**WORK TO BE COMPLETED**. Sort through the entries below and pull out lines containing the word "JSON".

Entries taken from a collection
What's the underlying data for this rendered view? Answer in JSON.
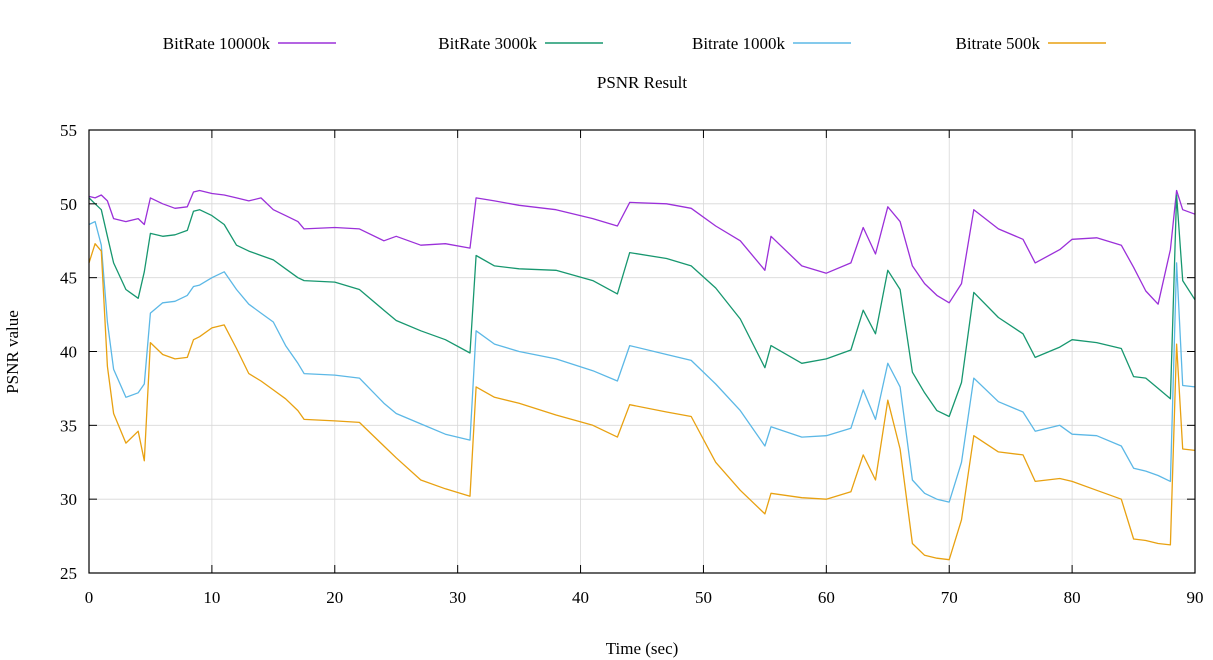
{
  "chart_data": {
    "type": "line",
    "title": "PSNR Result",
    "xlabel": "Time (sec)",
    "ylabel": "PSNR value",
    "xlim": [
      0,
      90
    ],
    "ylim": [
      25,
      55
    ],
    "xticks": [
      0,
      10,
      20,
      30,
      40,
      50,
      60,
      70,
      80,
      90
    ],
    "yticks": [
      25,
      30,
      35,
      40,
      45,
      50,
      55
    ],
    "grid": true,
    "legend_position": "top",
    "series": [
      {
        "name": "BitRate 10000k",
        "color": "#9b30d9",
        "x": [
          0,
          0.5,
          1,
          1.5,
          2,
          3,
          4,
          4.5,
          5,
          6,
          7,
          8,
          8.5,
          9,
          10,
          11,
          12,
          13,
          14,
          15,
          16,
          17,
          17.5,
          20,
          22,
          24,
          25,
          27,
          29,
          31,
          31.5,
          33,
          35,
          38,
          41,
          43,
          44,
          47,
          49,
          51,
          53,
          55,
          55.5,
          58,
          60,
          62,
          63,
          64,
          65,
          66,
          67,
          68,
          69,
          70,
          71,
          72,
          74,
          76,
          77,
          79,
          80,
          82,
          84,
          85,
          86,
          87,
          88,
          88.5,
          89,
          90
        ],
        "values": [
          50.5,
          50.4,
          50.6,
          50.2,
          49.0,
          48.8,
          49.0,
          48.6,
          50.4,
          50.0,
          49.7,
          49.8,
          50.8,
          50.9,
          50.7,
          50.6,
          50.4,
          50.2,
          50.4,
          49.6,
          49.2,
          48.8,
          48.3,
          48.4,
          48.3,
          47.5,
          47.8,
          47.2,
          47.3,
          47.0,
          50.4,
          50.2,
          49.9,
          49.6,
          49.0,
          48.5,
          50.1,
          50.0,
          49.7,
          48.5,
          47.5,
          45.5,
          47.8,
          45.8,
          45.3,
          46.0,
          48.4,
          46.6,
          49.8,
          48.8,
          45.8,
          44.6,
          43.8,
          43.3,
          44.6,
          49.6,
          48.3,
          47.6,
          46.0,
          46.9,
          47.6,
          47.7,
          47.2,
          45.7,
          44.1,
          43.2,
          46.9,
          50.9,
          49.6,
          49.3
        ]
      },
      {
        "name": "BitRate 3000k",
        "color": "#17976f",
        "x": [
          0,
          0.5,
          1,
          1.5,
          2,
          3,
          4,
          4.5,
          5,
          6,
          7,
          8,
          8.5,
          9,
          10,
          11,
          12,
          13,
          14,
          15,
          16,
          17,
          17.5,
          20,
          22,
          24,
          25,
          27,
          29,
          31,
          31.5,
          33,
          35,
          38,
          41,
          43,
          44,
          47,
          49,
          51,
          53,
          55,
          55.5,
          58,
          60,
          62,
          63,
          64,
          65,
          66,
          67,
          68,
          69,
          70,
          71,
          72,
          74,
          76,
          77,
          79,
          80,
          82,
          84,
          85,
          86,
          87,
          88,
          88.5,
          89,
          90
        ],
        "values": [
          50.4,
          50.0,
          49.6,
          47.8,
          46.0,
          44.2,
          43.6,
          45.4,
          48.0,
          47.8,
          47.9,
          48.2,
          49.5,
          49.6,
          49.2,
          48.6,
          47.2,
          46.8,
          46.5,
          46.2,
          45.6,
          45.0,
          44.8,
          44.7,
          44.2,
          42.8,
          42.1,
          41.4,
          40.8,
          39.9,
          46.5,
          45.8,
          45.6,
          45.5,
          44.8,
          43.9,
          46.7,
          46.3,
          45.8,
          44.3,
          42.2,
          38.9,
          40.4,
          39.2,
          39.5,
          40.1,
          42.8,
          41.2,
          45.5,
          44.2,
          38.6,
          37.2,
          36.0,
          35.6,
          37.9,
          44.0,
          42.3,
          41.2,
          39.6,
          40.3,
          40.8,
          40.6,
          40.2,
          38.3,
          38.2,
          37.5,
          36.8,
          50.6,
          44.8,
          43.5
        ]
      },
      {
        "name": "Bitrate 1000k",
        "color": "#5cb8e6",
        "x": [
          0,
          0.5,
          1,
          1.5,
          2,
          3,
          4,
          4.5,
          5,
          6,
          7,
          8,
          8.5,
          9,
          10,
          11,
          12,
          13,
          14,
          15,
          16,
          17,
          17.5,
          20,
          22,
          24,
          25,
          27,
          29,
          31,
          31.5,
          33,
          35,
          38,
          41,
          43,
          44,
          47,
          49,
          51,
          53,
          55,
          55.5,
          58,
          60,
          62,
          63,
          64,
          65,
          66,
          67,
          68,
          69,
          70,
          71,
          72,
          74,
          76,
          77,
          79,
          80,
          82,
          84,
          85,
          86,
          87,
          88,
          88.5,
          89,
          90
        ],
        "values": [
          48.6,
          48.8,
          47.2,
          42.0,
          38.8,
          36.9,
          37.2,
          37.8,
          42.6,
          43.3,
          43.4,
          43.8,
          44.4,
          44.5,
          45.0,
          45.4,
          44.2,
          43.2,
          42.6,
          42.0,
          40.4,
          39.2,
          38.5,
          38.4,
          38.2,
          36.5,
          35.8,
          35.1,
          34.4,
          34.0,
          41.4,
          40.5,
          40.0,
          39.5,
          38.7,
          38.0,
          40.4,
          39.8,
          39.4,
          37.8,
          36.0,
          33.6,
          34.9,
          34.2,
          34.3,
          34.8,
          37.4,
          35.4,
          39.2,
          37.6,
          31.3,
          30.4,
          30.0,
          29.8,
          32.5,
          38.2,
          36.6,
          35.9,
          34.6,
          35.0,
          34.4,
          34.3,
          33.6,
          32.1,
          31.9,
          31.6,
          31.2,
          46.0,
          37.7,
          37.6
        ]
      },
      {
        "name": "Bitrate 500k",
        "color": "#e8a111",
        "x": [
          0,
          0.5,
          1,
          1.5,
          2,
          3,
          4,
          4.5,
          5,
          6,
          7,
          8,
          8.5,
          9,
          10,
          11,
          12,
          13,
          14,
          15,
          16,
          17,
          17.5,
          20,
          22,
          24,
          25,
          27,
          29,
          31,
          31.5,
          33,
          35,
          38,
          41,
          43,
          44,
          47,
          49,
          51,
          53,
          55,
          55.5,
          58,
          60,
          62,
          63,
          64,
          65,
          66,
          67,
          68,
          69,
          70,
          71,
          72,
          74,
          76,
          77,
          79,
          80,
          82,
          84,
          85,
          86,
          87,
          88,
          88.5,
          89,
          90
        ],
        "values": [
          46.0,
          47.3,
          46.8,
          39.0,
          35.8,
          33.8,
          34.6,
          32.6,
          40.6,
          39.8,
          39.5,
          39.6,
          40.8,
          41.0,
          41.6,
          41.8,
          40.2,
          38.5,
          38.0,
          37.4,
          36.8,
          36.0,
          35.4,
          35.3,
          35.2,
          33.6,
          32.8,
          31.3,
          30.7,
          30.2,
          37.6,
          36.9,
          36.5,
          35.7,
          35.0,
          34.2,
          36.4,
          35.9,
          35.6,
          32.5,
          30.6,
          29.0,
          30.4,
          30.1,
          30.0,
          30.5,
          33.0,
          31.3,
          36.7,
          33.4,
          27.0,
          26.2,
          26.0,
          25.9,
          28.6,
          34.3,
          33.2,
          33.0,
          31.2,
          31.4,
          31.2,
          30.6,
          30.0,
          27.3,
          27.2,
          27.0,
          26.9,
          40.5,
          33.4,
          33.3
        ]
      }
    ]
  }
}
==
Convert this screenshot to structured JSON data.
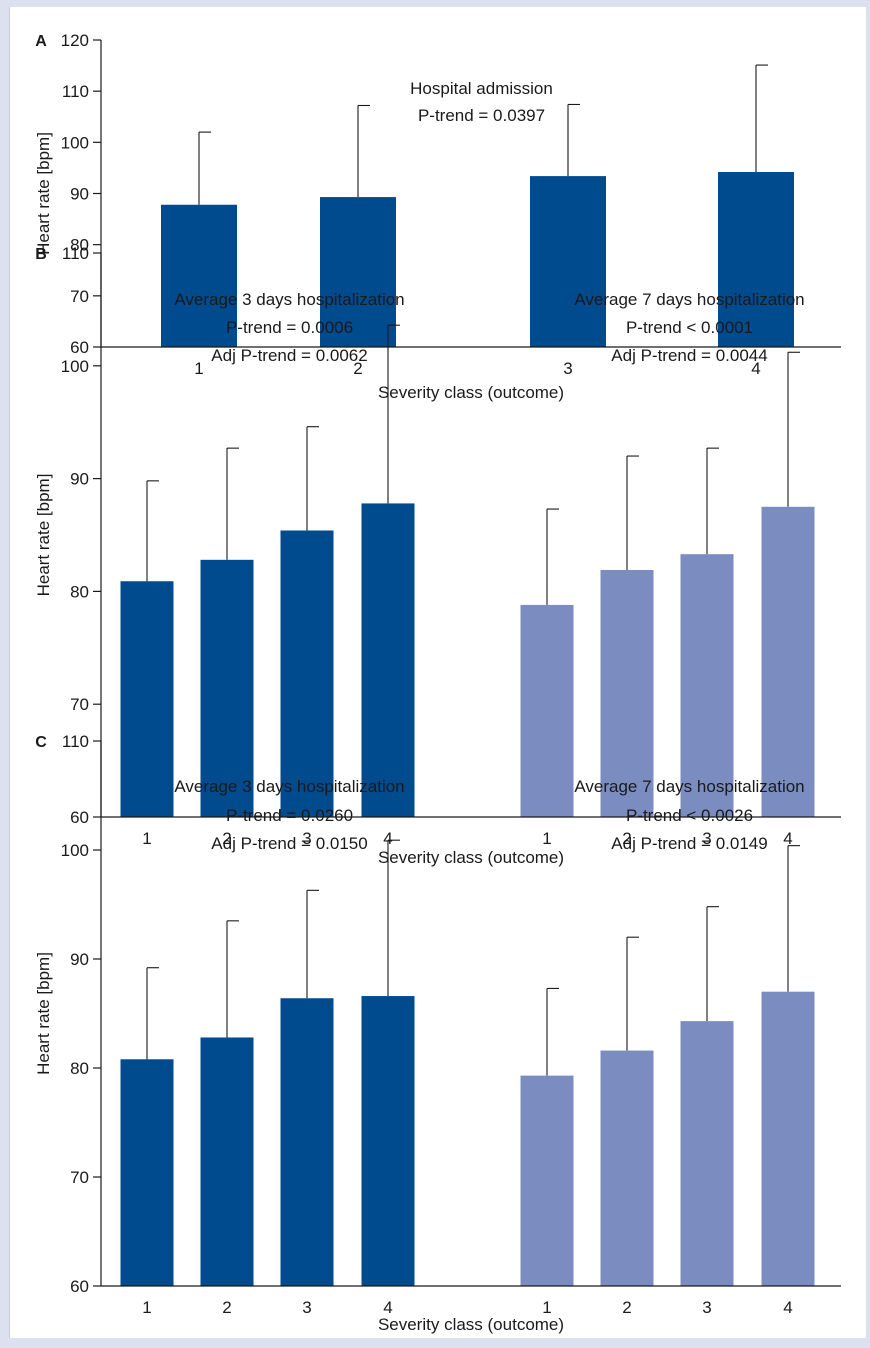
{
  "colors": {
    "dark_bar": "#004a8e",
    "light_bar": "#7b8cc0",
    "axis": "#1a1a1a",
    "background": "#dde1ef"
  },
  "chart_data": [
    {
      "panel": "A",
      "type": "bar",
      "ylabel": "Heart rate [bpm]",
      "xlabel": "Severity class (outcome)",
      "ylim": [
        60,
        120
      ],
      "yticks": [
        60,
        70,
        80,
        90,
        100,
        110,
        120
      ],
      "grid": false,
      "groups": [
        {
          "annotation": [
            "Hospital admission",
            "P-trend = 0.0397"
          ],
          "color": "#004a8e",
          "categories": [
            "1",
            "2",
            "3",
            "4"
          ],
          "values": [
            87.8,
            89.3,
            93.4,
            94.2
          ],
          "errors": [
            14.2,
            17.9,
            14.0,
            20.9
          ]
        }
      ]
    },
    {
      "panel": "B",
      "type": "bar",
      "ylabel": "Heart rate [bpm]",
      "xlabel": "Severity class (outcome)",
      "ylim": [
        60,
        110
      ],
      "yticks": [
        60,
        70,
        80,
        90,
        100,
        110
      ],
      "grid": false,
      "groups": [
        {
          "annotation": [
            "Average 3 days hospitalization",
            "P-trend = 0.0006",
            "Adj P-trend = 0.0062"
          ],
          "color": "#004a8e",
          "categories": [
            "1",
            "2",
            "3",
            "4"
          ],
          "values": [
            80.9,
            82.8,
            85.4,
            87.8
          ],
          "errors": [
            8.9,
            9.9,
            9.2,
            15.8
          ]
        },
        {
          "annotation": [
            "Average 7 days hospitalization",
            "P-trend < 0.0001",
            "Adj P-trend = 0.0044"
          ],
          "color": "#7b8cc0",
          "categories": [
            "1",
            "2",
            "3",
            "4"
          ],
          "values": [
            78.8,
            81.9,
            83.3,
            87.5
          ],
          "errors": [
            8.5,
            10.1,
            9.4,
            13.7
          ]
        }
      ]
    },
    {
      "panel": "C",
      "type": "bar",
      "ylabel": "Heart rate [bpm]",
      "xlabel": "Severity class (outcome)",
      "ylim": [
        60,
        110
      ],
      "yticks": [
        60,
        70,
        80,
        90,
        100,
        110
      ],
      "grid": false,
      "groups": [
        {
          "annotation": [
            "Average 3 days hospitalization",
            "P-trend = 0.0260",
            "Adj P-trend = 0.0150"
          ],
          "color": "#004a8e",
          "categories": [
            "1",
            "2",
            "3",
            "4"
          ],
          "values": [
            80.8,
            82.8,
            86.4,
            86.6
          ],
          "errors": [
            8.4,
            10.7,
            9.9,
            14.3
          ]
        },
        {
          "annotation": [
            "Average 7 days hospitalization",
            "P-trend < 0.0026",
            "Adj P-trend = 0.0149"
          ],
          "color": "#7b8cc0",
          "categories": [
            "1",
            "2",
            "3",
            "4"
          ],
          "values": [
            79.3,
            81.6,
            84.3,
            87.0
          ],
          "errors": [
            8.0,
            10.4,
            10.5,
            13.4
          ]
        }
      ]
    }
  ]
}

**RIGHT ANSWER**.
What's the underlying data for this rendered view? Answer in JSON.
Convert this screenshot to structured JSON data.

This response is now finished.